THE RECORDS:
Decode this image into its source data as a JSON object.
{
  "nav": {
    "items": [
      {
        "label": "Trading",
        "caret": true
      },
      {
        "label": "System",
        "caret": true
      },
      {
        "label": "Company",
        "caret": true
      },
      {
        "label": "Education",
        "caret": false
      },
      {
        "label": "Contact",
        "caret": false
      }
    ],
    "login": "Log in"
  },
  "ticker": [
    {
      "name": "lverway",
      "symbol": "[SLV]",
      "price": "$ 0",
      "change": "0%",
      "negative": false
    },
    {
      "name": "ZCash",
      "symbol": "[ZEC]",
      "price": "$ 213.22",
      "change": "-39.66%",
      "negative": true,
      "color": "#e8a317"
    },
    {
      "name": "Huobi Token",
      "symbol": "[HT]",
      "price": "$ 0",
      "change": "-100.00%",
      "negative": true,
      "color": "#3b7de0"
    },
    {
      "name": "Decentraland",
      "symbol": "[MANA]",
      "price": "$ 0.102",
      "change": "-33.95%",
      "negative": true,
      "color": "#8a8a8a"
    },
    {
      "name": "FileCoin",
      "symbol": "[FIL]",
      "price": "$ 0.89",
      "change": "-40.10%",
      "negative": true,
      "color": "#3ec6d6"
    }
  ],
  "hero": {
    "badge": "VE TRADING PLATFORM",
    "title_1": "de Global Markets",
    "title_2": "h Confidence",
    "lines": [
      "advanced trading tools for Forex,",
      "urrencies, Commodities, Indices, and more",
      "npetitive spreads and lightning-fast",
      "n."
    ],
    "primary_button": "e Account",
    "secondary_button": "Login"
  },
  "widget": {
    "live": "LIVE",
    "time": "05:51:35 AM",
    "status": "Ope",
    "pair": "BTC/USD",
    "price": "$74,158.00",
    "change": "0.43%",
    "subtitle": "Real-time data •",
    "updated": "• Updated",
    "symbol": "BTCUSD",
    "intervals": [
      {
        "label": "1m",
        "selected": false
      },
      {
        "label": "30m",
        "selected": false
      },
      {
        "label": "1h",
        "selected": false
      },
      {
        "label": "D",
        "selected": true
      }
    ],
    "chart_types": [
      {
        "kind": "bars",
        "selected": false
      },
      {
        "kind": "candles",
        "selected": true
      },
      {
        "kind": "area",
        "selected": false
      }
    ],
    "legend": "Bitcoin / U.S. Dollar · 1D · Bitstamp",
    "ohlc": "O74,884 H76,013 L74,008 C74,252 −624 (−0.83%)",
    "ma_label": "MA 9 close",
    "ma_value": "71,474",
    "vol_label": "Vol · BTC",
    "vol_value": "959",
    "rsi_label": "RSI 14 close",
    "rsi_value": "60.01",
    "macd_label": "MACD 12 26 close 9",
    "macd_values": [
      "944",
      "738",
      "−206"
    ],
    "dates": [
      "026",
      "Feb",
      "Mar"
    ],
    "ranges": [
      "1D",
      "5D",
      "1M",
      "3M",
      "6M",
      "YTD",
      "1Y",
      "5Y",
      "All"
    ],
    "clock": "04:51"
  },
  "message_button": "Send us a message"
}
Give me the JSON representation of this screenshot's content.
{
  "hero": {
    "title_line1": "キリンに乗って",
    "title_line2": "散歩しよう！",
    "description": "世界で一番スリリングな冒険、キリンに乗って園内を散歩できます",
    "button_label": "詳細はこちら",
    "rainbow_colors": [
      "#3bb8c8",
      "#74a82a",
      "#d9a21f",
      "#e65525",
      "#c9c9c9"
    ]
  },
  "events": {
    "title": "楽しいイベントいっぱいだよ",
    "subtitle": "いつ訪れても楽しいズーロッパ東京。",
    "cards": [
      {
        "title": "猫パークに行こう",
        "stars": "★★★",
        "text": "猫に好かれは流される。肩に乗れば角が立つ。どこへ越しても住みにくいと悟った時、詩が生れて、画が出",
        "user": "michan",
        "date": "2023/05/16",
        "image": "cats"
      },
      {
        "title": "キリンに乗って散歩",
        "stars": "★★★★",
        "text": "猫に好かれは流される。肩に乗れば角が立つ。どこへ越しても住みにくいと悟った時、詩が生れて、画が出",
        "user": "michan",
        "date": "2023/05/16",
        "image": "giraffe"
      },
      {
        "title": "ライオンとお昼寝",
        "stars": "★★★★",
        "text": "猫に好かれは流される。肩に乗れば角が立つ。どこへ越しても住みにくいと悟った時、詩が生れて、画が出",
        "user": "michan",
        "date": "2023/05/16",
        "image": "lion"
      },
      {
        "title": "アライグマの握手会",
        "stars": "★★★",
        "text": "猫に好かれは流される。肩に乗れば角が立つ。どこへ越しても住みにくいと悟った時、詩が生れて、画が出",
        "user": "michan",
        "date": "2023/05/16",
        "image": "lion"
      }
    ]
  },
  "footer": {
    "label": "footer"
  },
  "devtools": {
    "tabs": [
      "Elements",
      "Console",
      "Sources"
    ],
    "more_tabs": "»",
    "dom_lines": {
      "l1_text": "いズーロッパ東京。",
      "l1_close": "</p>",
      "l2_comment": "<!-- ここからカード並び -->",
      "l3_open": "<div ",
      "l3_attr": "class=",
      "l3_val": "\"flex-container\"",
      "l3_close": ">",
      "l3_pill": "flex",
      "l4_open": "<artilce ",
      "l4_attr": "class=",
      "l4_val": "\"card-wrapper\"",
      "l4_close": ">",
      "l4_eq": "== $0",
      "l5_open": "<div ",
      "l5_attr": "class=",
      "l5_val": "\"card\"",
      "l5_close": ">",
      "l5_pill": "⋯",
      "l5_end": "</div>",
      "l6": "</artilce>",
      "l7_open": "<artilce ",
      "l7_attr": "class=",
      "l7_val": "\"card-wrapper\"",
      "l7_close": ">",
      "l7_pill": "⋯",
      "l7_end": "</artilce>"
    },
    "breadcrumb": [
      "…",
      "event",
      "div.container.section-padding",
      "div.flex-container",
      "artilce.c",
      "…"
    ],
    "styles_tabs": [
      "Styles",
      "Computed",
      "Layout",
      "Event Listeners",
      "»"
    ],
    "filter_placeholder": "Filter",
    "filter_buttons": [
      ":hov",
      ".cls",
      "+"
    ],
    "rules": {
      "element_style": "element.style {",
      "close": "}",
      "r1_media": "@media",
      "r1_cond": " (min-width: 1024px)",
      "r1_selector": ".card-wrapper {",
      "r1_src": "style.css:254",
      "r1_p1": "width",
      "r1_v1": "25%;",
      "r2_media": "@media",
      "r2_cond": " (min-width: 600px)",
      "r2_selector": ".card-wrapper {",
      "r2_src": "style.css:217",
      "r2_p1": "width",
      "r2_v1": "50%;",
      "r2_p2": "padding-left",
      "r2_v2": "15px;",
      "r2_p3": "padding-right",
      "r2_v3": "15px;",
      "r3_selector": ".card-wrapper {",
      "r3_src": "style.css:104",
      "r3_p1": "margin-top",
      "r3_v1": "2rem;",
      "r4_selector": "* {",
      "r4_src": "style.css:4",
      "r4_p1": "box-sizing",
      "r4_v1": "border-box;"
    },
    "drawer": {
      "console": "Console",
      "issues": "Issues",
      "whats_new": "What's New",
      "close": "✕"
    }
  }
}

EXERCISE INSTRUCTIONS: Above are some records; extract every one of them exactly.

SOLUTION BELOW:
Decode this image into its source data as a JSON object.
{
  "nav": {
    "items": [
      {
        "label": "Trading",
        "caret": true
      },
      {
        "label": "System",
        "caret": true
      },
      {
        "label": "Company",
        "caret": true
      },
      {
        "label": "Education",
        "caret": false
      },
      {
        "label": "Contact",
        "caret": false
      }
    ],
    "login": "Log in"
  },
  "ticker": [
    {
      "name": "lverway",
      "symbol": "[SLV]",
      "price": "$ 0",
      "change": "0%",
      "negative": false
    },
    {
      "name": "ZCash",
      "symbol": "[ZEC]",
      "price": "$ 213.22",
      "change": "-39.66%",
      "negative": true,
      "color": "#e8a317"
    },
    {
      "name": "Huobi Token",
      "symbol": "[HT]",
      "price": "$ 0",
      "change": "-100.00%",
      "negative": true,
      "color": "#3b7de0"
    },
    {
      "name": "Decentraland",
      "symbol": "[MANA]",
      "price": "$ 0.102",
      "change": "-33.95%",
      "negative": true,
      "color": "#8a8a8a"
    },
    {
      "name": "FileCoin",
      "symbol": "[FIL]",
      "price": "$ 0.89",
      "change": "-40.10%",
      "negative": true,
      "color": "#3ec6d6"
    }
  ],
  "hero": {
    "badge": "VE TRADING PLATFORM",
    "title_1": "de Global Markets",
    "title_2": "h Confidence",
    "lines": [
      "advanced trading tools for Forex,",
      "urrencies, Commodities, Indices, and more",
      "npetitive spreads and lightning-fast",
      "n."
    ],
    "primary_button": "e Account",
    "secondary_button": "Login"
  },
  "widget": {
    "live": "LIVE",
    "time": "05:51:35 AM",
    "status": "Ope",
    "pair": "BTC/USD",
    "price": "$74,158.00",
    "change": "0.43%",
    "subtitle": "Real-time data •",
    "updated": "• Updated",
    "symbol": "BTCUSD",
    "intervals": [
      {
        "label": "1m",
        "selected": false
      },
      {
        "label": "30m",
        "selected": false
      },
      {
        "label": "1h",
        "selected": false
      },
      {
        "label": "D",
        "selected": true
      }
    ],
    "chart_types": [
      {
        "kind": "bars",
        "selected": false
      },
      {
        "kind": "candles",
        "selected": true
      },
      {
        "kind": "area",
        "selected": false
      }
    ],
    "legend": "Bitcoin / U.S. Dollar · 1D · Bitstamp",
    "ohlc": "O74,884 H76,013 L74,008 C74,252 −624 (−0.83%)",
    "ma_label": "MA 9 close",
    "ma_value": "71,474",
    "vol_label": "Vol · BTC",
    "vol_value": "959",
    "rsi_label": "RSI 14 close",
    "rsi_value": "60.01",
    "macd_label": "MACD 12 26 close 9",
    "macd_values": [
      "944",
      "738",
      "−206"
    ],
    "dates": [
      "026",
      "Feb",
      "Mar"
    ],
    "ranges": [
      "1D",
      "5D",
      "1M",
      "3M",
      "6M",
      "YTD",
      "1Y",
      "5Y",
      "All"
    ],
    "clock": "04:51"
  },
  "message_button": "Send us a message"
}
Give me the JSON representation of this screenshot's content.
{
  "hero": {
    "title_line1": "キリンに乗って",
    "title_line2": "散歩しよう！",
    "description": "世界で一番スリリングな冒険、キリンに乗って園内を散歩できます",
    "button_label": "詳細はこちら",
    "rainbow_colors": [
      "#3bb8c8",
      "#74a82a",
      "#d9a21f",
      "#e65525",
      "#c9c9c9"
    ]
  },
  "events": {
    "title": "楽しいイベントいっぱいだよ",
    "subtitle": "いつ訪れても楽しいズーロッパ東京。",
    "cards": [
      {
        "title": "猫パークに行こう",
        "stars": "★★★",
        "text": "猫に好かれは流される。肩に乗れば角が立つ。どこへ越しても住みにくいと悟った時、詩が生れて、画が出",
        "user": "michan",
        "date": "2023/05/16",
        "image": "cats"
      },
      {
        "title": "キリンに乗って散歩",
        "stars": "★★★★",
        "text": "猫に好かれは流される。肩に乗れば角が立つ。どこへ越しても住みにくいと悟った時、詩が生れて、画が出",
        "user": "michan",
        "date": "2023/05/16",
        "image": "giraffe"
      },
      {
        "title": "ライオンとお昼寝",
        "stars": "★★★★",
        "text": "猫に好かれは流される。肩に乗れば角が立つ。どこへ越しても住みにくいと悟った時、詩が生れて、画が出",
        "user": "michan",
        "date": "2023/05/16",
        "image": "lion"
      },
      {
        "title": "アライグマの握手会",
        "stars": "★★★",
        "text": "猫に好かれは流される。肩に乗れば角が立つ。どこへ越しても住みにくいと悟った時、詩が生れて、画が出",
        "user": "michan",
        "date": "2023/05/16",
        "image": "lion"
      }
    ]
  },
  "footer": {
    "label": "footer"
  },
  "devtools": {
    "tabs": [
      "Elements",
      "Console",
      "Sources"
    ],
    "more_tabs": "»",
    "dom_lines": {
      "l1_text": "いズーロッパ東京。",
      "l1_close": "</p>",
      "l2_comment": "<!-- ここからカード並び -->",
      "l3_open": "<div ",
      "l3_attr": "class=",
      "l3_val": "\"flex-container\"",
      "l3_close": ">",
      "l3_pill": "flex",
      "l4_open": "<artilce ",
      "l4_attr": "class=",
      "l4_val": "\"card-wrapper\"",
      "l4_close": ">",
      "l4_eq": "== $0",
      "l5_open": "<div ",
      "l5_attr": "class=",
      "l5_val": "\"card\"",
      "l5_close": ">",
      "l5_pill": "⋯",
      "l5_end": "</div>",
      "l6": "</artilce>",
      "l7_open": "<artilce ",
      "l7_attr": "class=",
      "l7_val": "\"card-wrapper\"",
      "l7_close": ">",
      "l7_pill": "⋯",
      "l7_end": "</artilce>"
    },
    "breadcrumb": [
      "…",
      "event",
      "div.container.section-padding",
      "div.flex-container",
      "artilce.c",
      "…"
    ],
    "styles_tabs": [
      "Styles",
      "Computed",
      "Layout",
      "Event Listeners",
      "»"
    ],
    "filter_placeholder": "Filter",
    "filter_buttons": [
      ":hov",
      ".cls",
      "+"
    ],
    "rules": {
      "element_style": "element.style {",
      "close": "}",
      "r1_media": "@media",
      "r1_cond": " (min-width: 1024px)",
      "r1_selector": ".card-wrapper {",
      "r1_src": "style.css:254",
      "r1_p1": "width",
      "r1_v1": "25%;",
      "r2_media": "@media",
      "r2_cond": " (min-width: 600px)",
      "r2_selector": ".card-wrapper {",
      "r2_src": "style.css:217",
      "r2_p1": "width",
      "r2_v1": "50%;",
      "r2_p2": "padding-left",
      "r2_v2": "15px;",
      "r2_p3": "padding-right",
      "r2_v3": "15px;",
      "r3_selector": ".card-wrapper {",
      "r3_src": "style.css:104",
      "r3_p1": "margin-top",
      "r3_v1": "2rem;",
      "r4_selector": "* {",
      "r4_src": "style.css:4",
      "r4_p1": "box-sizing",
      "r4_v1": "border-box;"
    },
    "drawer": {
      "console": "Console",
      "issues": "Issues",
      "whats_new": "What's New",
      "close": "✕"
    }
  }
}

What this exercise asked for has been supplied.